### Selected extract
Why i Love being called a Tambrahm – 1

I’d mentioned that i will write a post on why i like being called a tambrahm when i had written the post Why i Hate being called a Tambrahm. And here it is.

This might not last many volumes as the hate story lasted.. However i still don’t know how long this will go, since i don’t have a list like i didn’t have when i was writing the other blog.. I just write what comes to my mind, when it comes.

Tamil Language

It holds the little nuances that most languages hold. A little change in the pronunciation of a syllable and the word changes into something completely different. And the one consonant I love most is ‘zh’ , which probably is exclusive to Tamil, and hence isn’t quite easy to speak. I remember mom teaching me and my sister the alphabets of Tamil and on encountering this letter, we both used to recite the whole set of syllable preceded by this letter. I shall fail to explain what it sounds like in words and hence you need to get to the next true Tamilian and ask him to say ‘Tamizh’, and hoping he knows how to say that last syllable, you will understand what I mean. A lot of people cannot say that syllable and hence my state of skepticism there. There’s even a song which mentions this at 3.03. It goes something like “Tamizh ku zh azhagu”.. which translates to.. The beauty of Tamizh is in the syllable “zh”.


I think we possess a very high degree of capability to find humor in the worst of situations. I don’t mean we don’t whine and complain, I just mean to say we can pull off a good situational joke at any point in time. Humor is sort of part of our lives. We need to have humorous conversations, we love to watch comedy (just as much as tragedy), we love making fun of each other (like i did in the other post or like a few blogs do like tambrahmrage.tumblr.com )


Yes this belongs to both the reasons for hate and the love for the belonging. If not for sarcasm, I wouldn’t be writing much on this blog. If not for sarcasm I wouldn’t have survived places like Delhi. If not for sarcasm, I wouldn’t be able to give back to my owners in the multiple houses that i’ve lived on rent. And again, it has been the butt of my jokes and of my friends as well. But I do not like to overuse it. I prefer to use it more as a weapon against an attack on me and lesser to initiate a tickle. Pure humor is more fascinating to me than sarcastic humor.

### Dataset content
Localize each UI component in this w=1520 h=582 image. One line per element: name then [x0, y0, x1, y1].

### The exercise
Answer these questions about the post on liking being called a Tambrahm:
1. Which consonant does the writer love most?
2. At what time mark does the song mentioned in the post refer to that consonant?
3. Which place does the writer say they would not have survived without sarcasm?

### Full answer
1. 'zh'
2. 3.03
3. Delhi